In the following material, identify every line holding the string "MijnNP" and return it.
──────── Data to use
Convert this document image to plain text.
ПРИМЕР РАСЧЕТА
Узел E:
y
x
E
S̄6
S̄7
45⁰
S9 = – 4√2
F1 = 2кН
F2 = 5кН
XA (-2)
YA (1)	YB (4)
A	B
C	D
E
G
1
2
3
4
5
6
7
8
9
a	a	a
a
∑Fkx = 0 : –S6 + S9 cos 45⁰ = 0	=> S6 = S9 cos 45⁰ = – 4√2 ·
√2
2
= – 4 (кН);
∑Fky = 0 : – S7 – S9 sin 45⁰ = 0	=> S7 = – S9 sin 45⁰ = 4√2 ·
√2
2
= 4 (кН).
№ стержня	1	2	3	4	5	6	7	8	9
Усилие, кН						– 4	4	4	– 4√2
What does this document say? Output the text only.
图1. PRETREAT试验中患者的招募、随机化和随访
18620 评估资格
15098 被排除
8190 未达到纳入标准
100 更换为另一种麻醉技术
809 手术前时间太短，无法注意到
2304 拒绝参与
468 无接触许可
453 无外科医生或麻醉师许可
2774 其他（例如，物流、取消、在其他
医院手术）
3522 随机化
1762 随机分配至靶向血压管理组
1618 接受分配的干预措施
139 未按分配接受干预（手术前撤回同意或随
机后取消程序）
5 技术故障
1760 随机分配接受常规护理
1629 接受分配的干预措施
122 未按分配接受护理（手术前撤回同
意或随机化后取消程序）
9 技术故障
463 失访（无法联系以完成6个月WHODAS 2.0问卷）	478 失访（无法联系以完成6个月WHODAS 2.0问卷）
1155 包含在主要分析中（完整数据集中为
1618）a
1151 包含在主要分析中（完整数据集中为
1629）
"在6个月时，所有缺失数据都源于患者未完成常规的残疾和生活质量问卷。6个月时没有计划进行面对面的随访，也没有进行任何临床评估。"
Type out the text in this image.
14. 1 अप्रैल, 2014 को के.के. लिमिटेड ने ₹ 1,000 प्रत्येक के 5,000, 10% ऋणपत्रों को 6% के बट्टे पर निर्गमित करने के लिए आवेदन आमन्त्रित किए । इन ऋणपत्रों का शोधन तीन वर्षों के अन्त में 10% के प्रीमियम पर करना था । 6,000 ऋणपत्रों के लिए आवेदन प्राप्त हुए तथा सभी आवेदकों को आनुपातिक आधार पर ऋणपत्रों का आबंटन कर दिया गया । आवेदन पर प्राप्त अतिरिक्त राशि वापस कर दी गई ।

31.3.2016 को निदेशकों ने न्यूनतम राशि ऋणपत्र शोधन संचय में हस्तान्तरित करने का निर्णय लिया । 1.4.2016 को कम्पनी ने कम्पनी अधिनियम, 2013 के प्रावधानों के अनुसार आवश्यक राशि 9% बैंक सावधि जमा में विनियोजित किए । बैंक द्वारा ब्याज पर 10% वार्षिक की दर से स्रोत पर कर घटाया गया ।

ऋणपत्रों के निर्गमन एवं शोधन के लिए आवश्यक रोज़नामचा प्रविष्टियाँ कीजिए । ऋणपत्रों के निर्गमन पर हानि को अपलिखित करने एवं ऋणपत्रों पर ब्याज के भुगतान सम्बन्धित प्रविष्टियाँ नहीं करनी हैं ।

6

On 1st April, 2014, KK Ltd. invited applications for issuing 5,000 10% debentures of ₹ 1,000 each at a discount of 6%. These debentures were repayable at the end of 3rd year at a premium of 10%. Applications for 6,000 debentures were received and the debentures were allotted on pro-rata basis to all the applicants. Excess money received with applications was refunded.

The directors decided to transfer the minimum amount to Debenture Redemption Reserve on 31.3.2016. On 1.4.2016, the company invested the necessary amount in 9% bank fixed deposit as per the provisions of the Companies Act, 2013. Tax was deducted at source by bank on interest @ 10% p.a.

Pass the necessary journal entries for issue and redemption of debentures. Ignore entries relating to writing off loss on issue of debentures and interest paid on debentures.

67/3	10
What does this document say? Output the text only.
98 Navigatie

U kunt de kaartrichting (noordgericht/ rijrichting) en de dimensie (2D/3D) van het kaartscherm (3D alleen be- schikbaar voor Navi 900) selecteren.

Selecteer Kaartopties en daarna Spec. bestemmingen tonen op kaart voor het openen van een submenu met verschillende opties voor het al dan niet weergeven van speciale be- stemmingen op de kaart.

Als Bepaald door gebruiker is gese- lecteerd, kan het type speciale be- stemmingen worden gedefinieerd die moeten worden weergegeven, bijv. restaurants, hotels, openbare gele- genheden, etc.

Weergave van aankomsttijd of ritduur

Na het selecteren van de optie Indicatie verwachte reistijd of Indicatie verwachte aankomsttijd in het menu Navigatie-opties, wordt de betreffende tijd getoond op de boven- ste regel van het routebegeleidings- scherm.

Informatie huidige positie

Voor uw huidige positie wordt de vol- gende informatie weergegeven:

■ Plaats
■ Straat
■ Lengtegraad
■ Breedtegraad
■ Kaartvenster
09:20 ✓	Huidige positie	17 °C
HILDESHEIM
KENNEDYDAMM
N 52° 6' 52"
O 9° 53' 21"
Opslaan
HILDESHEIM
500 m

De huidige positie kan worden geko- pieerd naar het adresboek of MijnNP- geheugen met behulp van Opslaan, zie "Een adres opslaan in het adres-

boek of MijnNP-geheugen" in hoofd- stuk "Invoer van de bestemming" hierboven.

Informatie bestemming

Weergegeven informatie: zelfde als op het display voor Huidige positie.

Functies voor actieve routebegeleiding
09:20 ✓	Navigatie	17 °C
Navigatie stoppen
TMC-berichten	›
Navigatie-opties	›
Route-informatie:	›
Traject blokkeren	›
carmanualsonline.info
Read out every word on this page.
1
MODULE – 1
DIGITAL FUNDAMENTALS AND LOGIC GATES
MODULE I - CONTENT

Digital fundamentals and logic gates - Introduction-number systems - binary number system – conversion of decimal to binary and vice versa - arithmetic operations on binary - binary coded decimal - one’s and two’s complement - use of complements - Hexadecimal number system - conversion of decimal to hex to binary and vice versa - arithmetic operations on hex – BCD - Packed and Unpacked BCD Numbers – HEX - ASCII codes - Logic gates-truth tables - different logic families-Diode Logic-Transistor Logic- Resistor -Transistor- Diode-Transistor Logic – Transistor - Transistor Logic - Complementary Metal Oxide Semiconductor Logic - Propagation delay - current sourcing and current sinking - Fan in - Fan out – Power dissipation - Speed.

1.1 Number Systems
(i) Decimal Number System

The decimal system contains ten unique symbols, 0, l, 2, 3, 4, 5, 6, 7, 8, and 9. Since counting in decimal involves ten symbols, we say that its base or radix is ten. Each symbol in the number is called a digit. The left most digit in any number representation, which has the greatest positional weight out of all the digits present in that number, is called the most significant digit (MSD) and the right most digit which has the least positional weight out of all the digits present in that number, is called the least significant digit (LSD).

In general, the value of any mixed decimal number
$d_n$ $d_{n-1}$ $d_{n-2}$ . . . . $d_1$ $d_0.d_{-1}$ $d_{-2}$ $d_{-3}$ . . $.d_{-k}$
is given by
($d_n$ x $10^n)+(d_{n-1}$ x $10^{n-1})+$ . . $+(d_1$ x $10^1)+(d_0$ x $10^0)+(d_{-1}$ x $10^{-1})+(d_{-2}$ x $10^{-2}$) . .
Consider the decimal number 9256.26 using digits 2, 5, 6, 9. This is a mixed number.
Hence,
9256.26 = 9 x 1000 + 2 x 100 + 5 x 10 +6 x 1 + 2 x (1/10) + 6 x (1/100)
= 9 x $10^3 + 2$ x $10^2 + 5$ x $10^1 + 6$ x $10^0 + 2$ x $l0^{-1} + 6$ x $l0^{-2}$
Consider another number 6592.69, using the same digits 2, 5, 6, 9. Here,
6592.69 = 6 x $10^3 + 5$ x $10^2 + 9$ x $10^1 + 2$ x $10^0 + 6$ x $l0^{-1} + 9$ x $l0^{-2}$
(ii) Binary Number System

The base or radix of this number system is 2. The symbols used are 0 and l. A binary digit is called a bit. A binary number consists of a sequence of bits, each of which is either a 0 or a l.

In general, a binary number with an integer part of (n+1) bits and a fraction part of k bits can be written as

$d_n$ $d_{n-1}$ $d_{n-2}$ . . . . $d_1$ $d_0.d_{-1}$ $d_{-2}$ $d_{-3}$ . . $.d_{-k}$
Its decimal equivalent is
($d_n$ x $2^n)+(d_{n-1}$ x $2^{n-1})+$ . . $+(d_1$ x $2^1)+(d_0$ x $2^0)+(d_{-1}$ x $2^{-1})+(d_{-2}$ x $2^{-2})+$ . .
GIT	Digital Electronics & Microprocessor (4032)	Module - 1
────────────────
## Solution to the exercise
De huidige positie kan worden geko- pieerd naar het adresboek of MijnNP- geheugen met behulp van Opslaan, zie "Een adres opslaan in het adres-
boek of MijnNP-geheugen" in hoofd- stuk "Invoer van de bestemming" hierboven.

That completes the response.